◆ Brief
Below are the records; locate each line with the word "this" and copy it.

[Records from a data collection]
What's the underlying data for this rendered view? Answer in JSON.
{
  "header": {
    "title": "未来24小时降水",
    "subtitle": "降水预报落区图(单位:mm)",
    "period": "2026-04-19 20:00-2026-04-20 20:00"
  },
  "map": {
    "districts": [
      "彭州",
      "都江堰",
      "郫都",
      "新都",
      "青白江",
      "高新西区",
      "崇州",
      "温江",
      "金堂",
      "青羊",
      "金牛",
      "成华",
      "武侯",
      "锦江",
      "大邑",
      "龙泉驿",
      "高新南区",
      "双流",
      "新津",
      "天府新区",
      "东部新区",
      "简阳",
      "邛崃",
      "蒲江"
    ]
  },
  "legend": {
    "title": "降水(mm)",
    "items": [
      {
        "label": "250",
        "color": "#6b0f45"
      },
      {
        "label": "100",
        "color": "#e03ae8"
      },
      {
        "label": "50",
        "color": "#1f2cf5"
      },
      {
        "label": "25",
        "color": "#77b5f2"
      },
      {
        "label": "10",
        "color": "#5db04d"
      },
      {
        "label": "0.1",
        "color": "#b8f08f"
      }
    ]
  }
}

...

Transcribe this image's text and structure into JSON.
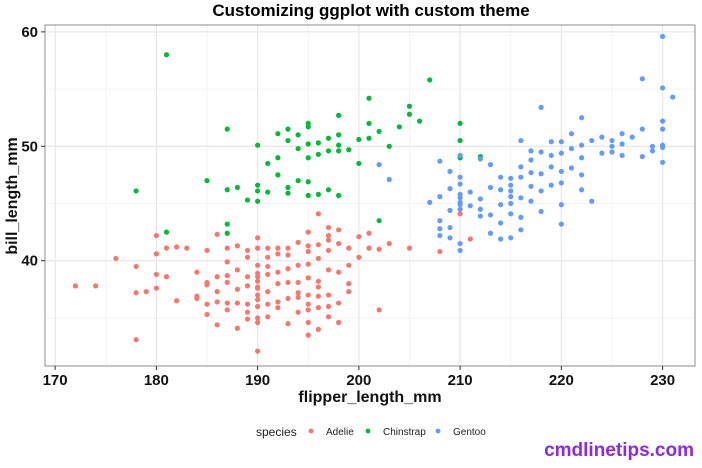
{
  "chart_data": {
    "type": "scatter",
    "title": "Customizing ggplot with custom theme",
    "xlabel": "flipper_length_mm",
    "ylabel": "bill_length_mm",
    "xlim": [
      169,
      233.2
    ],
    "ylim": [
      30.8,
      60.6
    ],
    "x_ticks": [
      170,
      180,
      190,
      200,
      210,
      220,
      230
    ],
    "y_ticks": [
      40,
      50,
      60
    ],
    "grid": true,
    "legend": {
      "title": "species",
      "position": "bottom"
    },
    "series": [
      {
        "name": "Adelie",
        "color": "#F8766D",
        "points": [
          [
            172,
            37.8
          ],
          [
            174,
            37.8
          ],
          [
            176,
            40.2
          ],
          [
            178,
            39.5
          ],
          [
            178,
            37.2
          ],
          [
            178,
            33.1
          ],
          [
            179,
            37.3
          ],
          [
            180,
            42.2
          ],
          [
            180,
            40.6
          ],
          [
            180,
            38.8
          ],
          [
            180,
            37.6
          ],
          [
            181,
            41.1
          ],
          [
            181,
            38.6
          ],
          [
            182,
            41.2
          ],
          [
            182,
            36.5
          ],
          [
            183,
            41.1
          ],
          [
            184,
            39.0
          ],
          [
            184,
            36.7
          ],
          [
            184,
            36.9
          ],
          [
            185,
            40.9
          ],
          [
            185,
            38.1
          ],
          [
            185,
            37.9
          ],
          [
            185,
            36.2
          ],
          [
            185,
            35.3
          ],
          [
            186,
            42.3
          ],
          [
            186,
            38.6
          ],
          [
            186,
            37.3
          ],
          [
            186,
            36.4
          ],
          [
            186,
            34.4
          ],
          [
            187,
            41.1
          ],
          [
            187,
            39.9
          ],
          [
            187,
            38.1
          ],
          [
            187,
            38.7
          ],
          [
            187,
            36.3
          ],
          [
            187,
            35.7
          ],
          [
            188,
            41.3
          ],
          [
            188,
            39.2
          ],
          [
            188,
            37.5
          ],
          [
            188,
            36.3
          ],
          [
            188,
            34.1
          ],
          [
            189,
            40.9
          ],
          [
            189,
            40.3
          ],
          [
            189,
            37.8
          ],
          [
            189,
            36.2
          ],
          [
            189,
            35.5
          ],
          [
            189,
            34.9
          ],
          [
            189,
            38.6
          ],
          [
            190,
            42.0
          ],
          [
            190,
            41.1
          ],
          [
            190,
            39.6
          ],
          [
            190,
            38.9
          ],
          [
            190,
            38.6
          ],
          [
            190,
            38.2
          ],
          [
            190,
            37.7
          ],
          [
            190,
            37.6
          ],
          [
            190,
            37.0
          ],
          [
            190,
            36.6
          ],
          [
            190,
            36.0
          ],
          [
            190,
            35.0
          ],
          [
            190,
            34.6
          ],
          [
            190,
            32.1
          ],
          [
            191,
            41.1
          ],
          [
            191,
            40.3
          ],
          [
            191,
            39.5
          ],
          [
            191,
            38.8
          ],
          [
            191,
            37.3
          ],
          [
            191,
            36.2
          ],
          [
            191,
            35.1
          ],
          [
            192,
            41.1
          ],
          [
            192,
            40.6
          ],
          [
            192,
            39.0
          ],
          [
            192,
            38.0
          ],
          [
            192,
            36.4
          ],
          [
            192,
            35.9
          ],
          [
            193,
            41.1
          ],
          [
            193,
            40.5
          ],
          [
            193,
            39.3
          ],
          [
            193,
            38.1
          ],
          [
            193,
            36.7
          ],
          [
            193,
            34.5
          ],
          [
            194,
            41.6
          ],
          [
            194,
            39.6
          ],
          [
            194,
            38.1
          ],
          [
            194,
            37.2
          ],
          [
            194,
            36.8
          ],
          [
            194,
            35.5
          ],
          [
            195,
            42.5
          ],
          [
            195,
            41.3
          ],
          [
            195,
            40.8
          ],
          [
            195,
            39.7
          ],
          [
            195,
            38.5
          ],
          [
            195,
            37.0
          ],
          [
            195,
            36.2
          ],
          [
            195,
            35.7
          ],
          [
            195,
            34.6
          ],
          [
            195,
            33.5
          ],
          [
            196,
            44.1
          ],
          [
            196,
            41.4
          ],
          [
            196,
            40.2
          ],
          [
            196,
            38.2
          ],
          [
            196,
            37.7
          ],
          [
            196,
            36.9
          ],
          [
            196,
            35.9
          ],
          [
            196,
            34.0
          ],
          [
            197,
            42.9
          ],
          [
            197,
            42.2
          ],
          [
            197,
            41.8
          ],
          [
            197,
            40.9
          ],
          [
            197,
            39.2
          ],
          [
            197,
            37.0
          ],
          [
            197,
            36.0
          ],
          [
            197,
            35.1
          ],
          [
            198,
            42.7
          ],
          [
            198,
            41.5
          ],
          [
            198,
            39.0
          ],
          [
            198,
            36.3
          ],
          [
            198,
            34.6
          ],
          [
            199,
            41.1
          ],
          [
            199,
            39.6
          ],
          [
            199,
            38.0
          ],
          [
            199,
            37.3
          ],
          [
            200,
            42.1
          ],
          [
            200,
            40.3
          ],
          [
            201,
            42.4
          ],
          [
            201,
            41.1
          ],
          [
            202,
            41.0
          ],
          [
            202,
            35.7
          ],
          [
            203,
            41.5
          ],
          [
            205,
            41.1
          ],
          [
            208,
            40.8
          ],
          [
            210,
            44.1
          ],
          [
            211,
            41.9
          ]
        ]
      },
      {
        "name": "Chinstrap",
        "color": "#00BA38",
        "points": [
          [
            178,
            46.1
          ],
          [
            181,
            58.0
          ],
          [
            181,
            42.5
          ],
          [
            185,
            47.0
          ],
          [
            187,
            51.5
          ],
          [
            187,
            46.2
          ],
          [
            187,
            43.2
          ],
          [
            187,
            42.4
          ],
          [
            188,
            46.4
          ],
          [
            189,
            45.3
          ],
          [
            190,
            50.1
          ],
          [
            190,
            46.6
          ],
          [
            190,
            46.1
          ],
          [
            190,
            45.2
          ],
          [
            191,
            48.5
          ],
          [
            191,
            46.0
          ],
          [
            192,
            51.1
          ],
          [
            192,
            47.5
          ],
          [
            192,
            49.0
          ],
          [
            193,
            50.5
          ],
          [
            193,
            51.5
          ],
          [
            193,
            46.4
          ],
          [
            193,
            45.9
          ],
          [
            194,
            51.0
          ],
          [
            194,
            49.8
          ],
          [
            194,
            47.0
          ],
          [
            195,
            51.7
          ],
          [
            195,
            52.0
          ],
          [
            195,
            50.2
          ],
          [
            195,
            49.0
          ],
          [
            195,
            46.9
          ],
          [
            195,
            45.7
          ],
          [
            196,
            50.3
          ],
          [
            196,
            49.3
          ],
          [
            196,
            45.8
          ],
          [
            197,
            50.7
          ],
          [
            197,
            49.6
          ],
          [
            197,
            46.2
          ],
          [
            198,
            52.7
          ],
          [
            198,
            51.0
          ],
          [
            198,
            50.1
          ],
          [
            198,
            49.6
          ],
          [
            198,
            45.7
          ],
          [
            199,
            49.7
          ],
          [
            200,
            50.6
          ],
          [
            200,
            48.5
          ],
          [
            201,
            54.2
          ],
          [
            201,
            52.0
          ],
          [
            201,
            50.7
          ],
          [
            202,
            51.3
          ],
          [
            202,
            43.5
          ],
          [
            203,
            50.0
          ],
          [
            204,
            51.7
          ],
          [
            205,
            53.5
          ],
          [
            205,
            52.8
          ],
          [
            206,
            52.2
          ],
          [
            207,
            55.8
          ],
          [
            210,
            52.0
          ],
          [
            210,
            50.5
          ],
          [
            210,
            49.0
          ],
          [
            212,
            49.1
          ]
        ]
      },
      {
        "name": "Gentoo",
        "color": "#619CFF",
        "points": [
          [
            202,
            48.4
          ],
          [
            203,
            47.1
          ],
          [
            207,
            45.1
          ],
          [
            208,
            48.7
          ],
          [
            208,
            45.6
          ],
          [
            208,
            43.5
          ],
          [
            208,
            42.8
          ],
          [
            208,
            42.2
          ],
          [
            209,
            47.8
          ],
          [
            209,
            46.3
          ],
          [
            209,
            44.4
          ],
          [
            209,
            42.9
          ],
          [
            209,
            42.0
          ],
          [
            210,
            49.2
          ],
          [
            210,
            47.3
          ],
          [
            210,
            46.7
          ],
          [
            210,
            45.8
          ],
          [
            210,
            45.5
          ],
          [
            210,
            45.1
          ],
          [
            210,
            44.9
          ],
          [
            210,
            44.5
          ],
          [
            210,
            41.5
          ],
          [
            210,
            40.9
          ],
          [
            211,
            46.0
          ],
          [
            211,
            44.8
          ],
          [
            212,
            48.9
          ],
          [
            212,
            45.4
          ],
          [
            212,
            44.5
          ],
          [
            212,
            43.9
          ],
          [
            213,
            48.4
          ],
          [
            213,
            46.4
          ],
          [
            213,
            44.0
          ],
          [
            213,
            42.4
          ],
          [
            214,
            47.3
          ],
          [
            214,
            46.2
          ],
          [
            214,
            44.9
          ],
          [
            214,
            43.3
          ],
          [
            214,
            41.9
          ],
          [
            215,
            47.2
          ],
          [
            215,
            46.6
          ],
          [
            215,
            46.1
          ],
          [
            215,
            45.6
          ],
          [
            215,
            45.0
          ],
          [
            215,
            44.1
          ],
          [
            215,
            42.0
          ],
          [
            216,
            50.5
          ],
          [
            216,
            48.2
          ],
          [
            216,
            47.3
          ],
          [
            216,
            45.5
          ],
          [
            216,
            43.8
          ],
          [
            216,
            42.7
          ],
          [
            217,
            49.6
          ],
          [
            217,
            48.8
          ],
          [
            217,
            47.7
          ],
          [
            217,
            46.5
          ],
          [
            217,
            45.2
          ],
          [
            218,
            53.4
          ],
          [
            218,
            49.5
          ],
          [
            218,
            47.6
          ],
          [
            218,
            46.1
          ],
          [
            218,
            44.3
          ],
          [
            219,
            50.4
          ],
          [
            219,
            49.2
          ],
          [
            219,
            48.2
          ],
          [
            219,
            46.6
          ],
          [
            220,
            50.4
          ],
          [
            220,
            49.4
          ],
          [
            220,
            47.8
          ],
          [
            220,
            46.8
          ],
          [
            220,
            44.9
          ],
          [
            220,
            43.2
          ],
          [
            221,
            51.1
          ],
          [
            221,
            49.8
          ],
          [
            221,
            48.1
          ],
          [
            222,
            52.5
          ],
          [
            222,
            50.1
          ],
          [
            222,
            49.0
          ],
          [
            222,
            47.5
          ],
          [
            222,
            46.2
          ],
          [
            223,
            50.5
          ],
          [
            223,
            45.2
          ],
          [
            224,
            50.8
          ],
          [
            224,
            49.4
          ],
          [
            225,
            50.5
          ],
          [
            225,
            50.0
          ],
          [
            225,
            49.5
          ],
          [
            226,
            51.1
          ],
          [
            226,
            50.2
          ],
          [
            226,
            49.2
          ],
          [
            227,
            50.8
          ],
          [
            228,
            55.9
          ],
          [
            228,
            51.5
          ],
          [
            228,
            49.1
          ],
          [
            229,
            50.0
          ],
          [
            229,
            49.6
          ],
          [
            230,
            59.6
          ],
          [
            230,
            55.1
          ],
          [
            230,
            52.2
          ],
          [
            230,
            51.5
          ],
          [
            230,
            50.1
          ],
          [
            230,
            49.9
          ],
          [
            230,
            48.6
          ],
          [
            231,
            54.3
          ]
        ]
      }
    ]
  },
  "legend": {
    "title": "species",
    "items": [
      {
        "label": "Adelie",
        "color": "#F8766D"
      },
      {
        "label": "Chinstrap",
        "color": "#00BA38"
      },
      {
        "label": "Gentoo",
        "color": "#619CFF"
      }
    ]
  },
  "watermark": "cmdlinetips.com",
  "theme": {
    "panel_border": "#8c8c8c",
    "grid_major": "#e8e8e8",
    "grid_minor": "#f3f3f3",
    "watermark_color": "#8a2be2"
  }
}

◆ Response
What's the underlying data for this rendered view? Answer in JSON.
Transcribe this image's text and structure into JSON.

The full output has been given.